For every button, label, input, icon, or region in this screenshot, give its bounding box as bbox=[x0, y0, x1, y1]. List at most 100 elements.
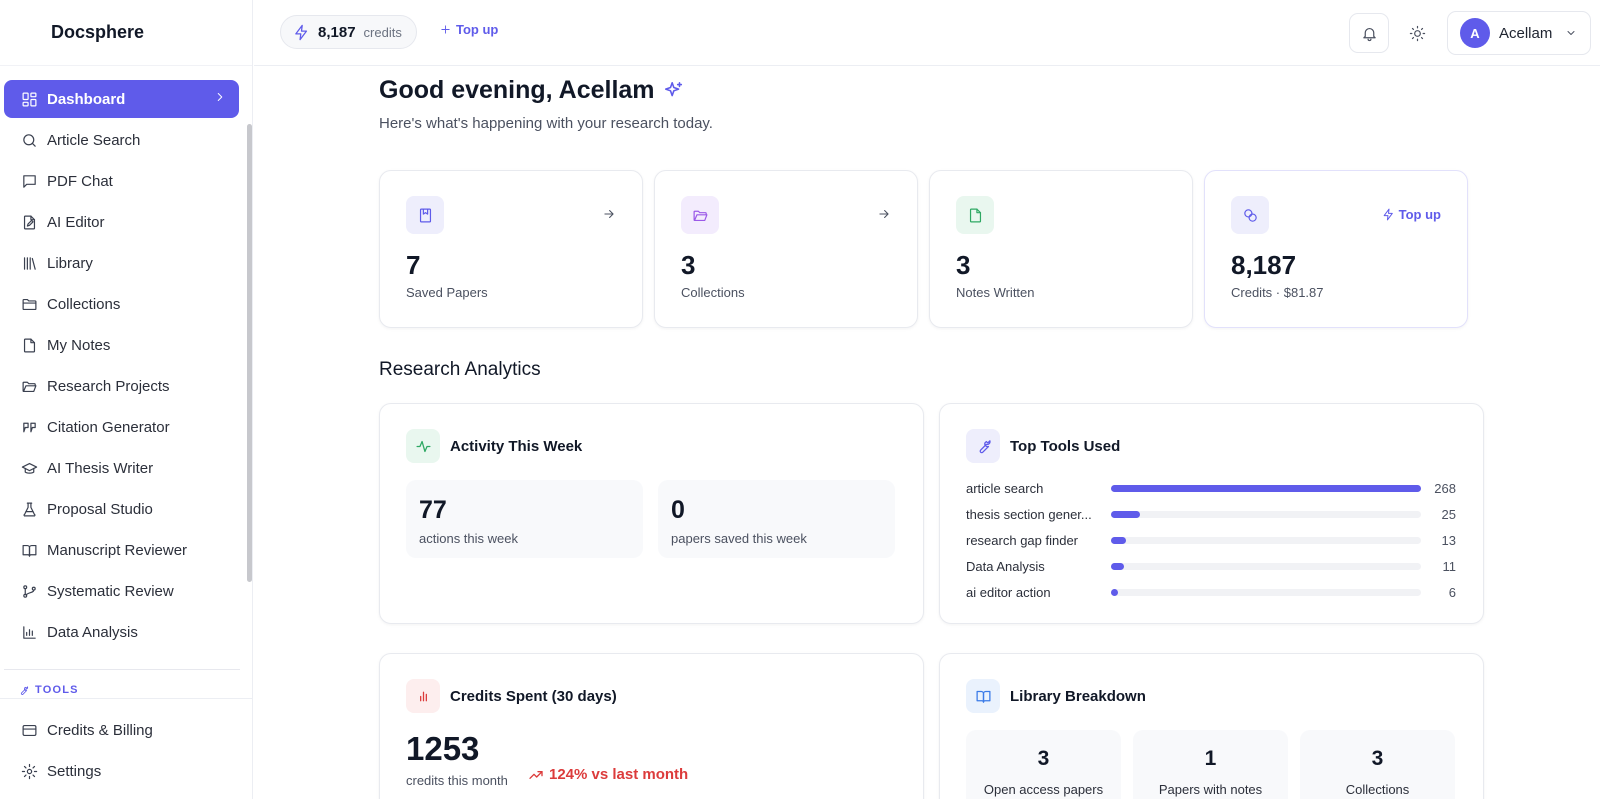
sidebar-item-proposal-studio[interactable]: Proposal Studio bbox=[4, 490, 239, 528]
stat-label: Collections bbox=[681, 285, 745, 300]
credits-card[interactable]: Top up 8,187 Credits · $81.87 bbox=[1204, 170, 1468, 328]
sidebar-item-label: Research Projects bbox=[47, 377, 170, 395]
user-name: Acellam bbox=[1499, 24, 1553, 42]
tool-bar-track bbox=[1111, 562, 1421, 570]
panel-title: Activity This Week bbox=[450, 437, 583, 455]
sidebar-item-label: Manuscript Reviewer bbox=[47, 541, 188, 559]
panel-title: Top Tools Used bbox=[1010, 437, 1121, 455]
sidebar-item-settings[interactable]: Settings bbox=[4, 752, 239, 790]
sidebar-item-library[interactable]: Library bbox=[4, 244, 239, 282]
stat-value: 8,187 bbox=[1231, 250, 1297, 280]
tool-row: thesis section gener... 25 bbox=[966, 504, 1456, 524]
sidebar-item-collections[interactable]: Collections bbox=[4, 285, 239, 323]
sidebar-item-label: AI Thesis Writer bbox=[47, 459, 154, 477]
trending-up-icon bbox=[529, 770, 543, 779]
brand-logo[interactable]: Docsphere bbox=[0, 0, 252, 66]
credits-spent-label: credits this month bbox=[406, 773, 508, 788]
search-icon bbox=[18, 129, 40, 151]
sidebar-item-credits-billing[interactable]: Credits & Billing bbox=[4, 711, 239, 749]
card-topup-button[interactable]: Top up bbox=[1382, 207, 1441, 222]
topup-link[interactable]: Top up bbox=[440, 22, 498, 37]
saved-papers-card[interactable]: 7 Saved Papers bbox=[379, 170, 643, 328]
actions-value: 77 bbox=[419, 496, 447, 524]
sidebar-item-label: Proposal Studio bbox=[47, 500, 153, 518]
tool-row: ai editor action 6 bbox=[966, 582, 1456, 602]
sidebar-divider bbox=[4, 669, 240, 670]
sidebar-item-label: Credits & Billing bbox=[47, 721, 153, 739]
sidebar-item-research-projects[interactable]: Research Projects bbox=[4, 367, 239, 405]
collections-card[interactable]: 3 Collections bbox=[654, 170, 918, 328]
sidebar-item-my-notes[interactable]: My Notes bbox=[4, 326, 239, 364]
bar-chart-icon bbox=[406, 679, 440, 713]
notes-written-card[interactable]: 3 Notes Written bbox=[929, 170, 1193, 328]
wrench-icon bbox=[20, 685, 29, 695]
tool-count: 13 bbox=[1441, 532, 1456, 548]
tool-count: 6 bbox=[1448, 584, 1456, 600]
avatar: A bbox=[1460, 18, 1490, 48]
folder-open-icon bbox=[18, 375, 40, 397]
tools-section-label: TOOLS bbox=[18, 684, 79, 696]
credits-trend: 124% vs last month bbox=[528, 766, 688, 783]
sidebar-item-article-search[interactable]: Article Search bbox=[4, 121, 239, 159]
stat-label: Notes Written bbox=[956, 285, 1035, 300]
sidebar-item-citation-generator[interactable]: Citation Generator bbox=[4, 408, 239, 446]
sidebar-item-dashboard[interactable]: Dashboard bbox=[4, 80, 239, 118]
library-icon bbox=[18, 252, 40, 274]
sidebar-scrollbar[interactable] bbox=[247, 124, 252, 582]
lib-value: 3 bbox=[1037, 747, 1050, 770]
lib-label: Open access papers bbox=[983, 782, 1104, 797]
panel-title: Credits Spent (30 days) bbox=[450, 687, 617, 705]
tool-count: 268 bbox=[1434, 480, 1456, 496]
sun-icon bbox=[1409, 25, 1425, 41]
activity-panel: Activity This Week 77 actions this week … bbox=[379, 403, 924, 624]
credits-pill[interactable]: 8,187 credits bbox=[280, 15, 417, 49]
sidebar-item-label: My Notes bbox=[47, 336, 111, 354]
collections-box: 3 Collections bbox=[1300, 730, 1455, 799]
page-title: Good evening, Acellam bbox=[379, 76, 685, 105]
gear-icon bbox=[18, 760, 40, 782]
flask-icon bbox=[18, 498, 40, 520]
sidebar-item-pdf-chat[interactable]: PDF Chat bbox=[4, 162, 239, 200]
panel-title: Library Breakdown bbox=[1010, 687, 1146, 705]
sidebar-bottom-divider bbox=[0, 698, 252, 699]
tools-label-text: TOOLS bbox=[35, 684, 79, 696]
actions-stat: 77 actions this week bbox=[406, 480, 643, 558]
credits-value: 8,187 bbox=[318, 23, 356, 41]
lib-label: Papers with notes bbox=[1158, 782, 1263, 797]
papers-saved-label: papers saved this week bbox=[671, 531, 807, 546]
note-icon bbox=[956, 196, 994, 234]
chevron-right-icon bbox=[213, 90, 227, 108]
tool-name: ai editor action bbox=[966, 584, 1051, 600]
lib-value: 1 bbox=[1204, 747, 1217, 770]
tool-name: research gap finder bbox=[966, 532, 1079, 548]
tool-bar-track bbox=[1111, 588, 1421, 596]
quote-icon bbox=[18, 416, 40, 438]
lib-label: Collections bbox=[1345, 782, 1410, 797]
papers-saved-stat: 0 papers saved this week bbox=[658, 480, 895, 558]
wrench-icon bbox=[966, 429, 1000, 463]
top-tools-header: Top Tools Used bbox=[966, 429, 1120, 463]
sidebar-item-systematic-review[interactable]: Systematic Review bbox=[4, 572, 239, 610]
chevron-down-icon bbox=[1565, 27, 1577, 39]
theme-toggle-button[interactable] bbox=[1397, 13, 1437, 53]
trend-text: 124% vs last month bbox=[549, 766, 689, 783]
notifications-button[interactable] bbox=[1349, 13, 1389, 53]
user-menu-button[interactable]: A Acellam bbox=[1447, 11, 1591, 55]
sidebar-item-ai-thesis-writer[interactable]: AI Thesis Writer bbox=[4, 449, 239, 487]
book-open-icon bbox=[18, 539, 40, 561]
arrow-right-icon[interactable] bbox=[877, 207, 891, 226]
tool-bar-fill bbox=[1111, 484, 1421, 492]
sidebar-item-label: Dashboard bbox=[47, 90, 126, 108]
sidebar-item-data-analysis[interactable]: Data Analysis bbox=[4, 613, 239, 651]
tool-bar-track bbox=[1111, 510, 1421, 518]
tool-bar-fill bbox=[1111, 562, 1124, 570]
sidebar-item-manuscript-reviewer[interactable]: Manuscript Reviewer bbox=[4, 531, 239, 569]
sidebar-item-ai-editor[interactable]: AI Editor bbox=[4, 203, 239, 241]
page-subtitle: Here's what's happening with your resear… bbox=[379, 115, 713, 132]
sidebar-item-label: Data Analysis bbox=[47, 623, 138, 641]
top-tools-panel: Top Tools Used article search 268 thesis… bbox=[939, 403, 1484, 624]
tool-name: article search bbox=[966, 480, 1044, 496]
plus-icon bbox=[441, 25, 450, 34]
arrow-right-icon[interactable] bbox=[602, 207, 616, 226]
———
## [Required work]
Gather every line from the entries above that contains the string "Billing", matching its case exactly.

## [Completed exercise]
sidebar-item-credits-billing[interactable]: Credits & Billing bbox=[4, 711, 239, 749]
sidebar-item-label: Credits & Billing bbox=[47, 721, 153, 739]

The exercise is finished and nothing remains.